··· Dataset content ···

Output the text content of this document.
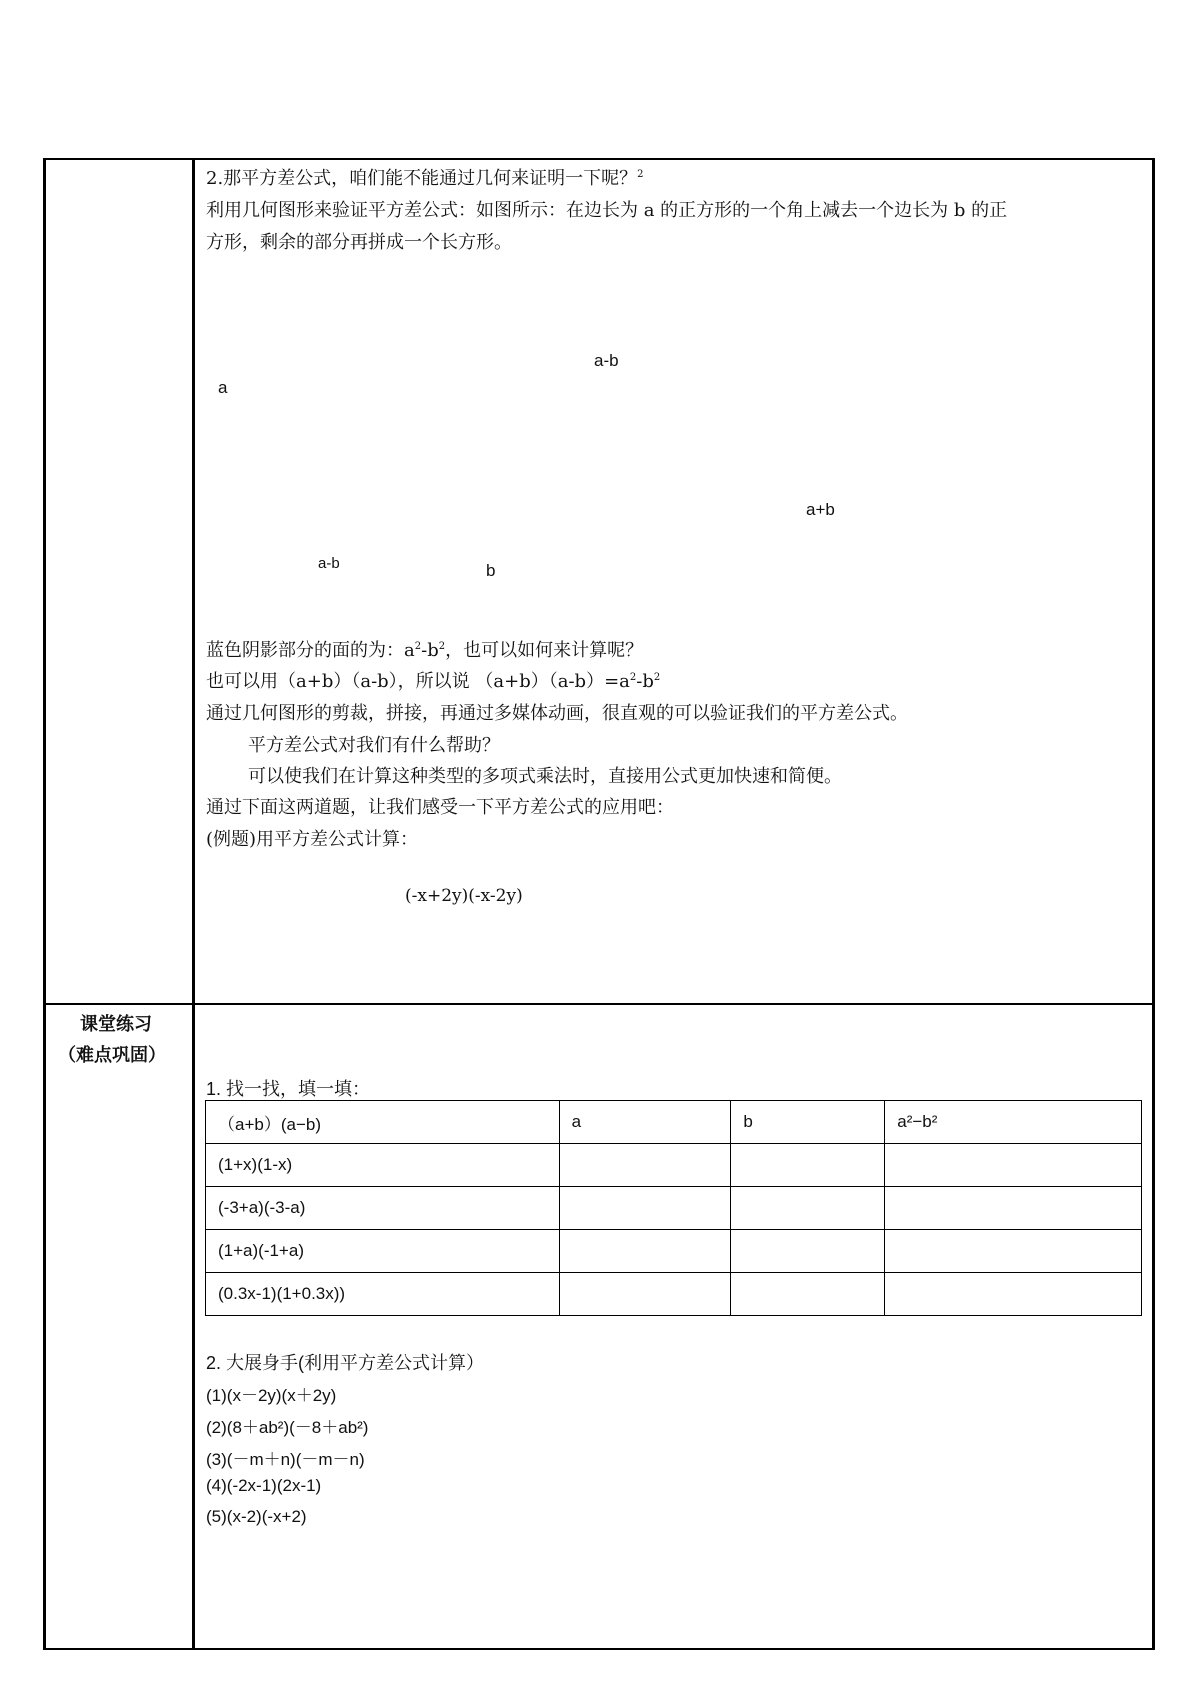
2.那平方差公式，咱们能不能通过几何来证明一下呢？$^2$
利用几何图形来验证平方差公式：如图所示：在边长为 a 的正方形的一个角上减去一个边长为 b 的正
方形，剩余的部分再拼成一个长方形。
a-b
a
a+b
a-b	b
蓝色阴影部分的面的为：$a^2-b^2$，也可以如何来计算呢？
也可以用（a+b）（a-b），所以说 $(a+b)(a-b)=a^2-b^2$
通过几何图形的剪裁，拼接，再通过多媒体动画，很直观的可以验证我们的平方差公式。
平方差公式对我们有什么帮助？
可以使我们在计算这种类型的多项式乘法时，直接用公式更加快速和简便。
通过下面这两道题，让我们感受一下平方差公式的应用吧：
(例题)用平方差公式计算：
(-x+2y)(-x-2y)
课堂练习
（难点巩固）
1. 找一找，填一填：
（a+b）(a−b)	a	b	a²−b²
(1+x)(1-x)			
(-3+a)(-3-a)			
(1+a)(-1+a)			
(0.3x-1)(1+0.3x))			
2. 大展身手(利用平方差公式计算）
(1)(x－2y)(x＋2y)
(2)(8＋ab²)(－8＋ab²)
(3)(－m＋n)(－m－n)
(4)(-2x-1)(2x-1)
(5)(x-2)(-x+2)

···

## Short problem
Do not include images; quote all of the entries above exactly.

## Output of the exercise
Output the text content of this document.
2.那平方差公式，咱们能不能通过几何来证明一下呢？$^2$
利用几何图形来验证平方差公式：如图所示：在边长为 a 的正方形的一个角上减去一个边长为 b 的正
方形，剩余的部分再拼成一个长方形。
a-b
a
a+b
a-b	b
蓝色阴影部分的面的为：$a^2-b^2$，也可以如何来计算呢？
也可以用（a+b）（a-b），所以说 $(a+b)(a-b)=a^2-b^2$
通过几何图形的剪裁，拼接，再通过多媒体动画，很直观的可以验证我们的平方差公式。
平方差公式对我们有什么帮助？
可以使我们在计算这种类型的多项式乘法时，直接用公式更加快速和简便。
通过下面这两道题，让我们感受一下平方差公式的应用吧：
(例题)用平方差公式计算：
(-x+2y)(-x-2y)
课堂练习
（难点巩固）
1. 找一找，填一填：
（a+b）(a−b)	a	b	a²−b²
(1+x)(1-x)			
(-3+a)(-3-a)			
(1+a)(-1+a)			
(0.3x-1)(1+0.3x))			
2. 大展身手(利用平方差公式计算）
(1)(x－2y)(x＋2y)
(2)(8＋ab²)(－8＋ab²)
(3)(－m＋n)(－m－n)
(4)(-2x-1)(2x-1)
(5)(x-2)(-x+2)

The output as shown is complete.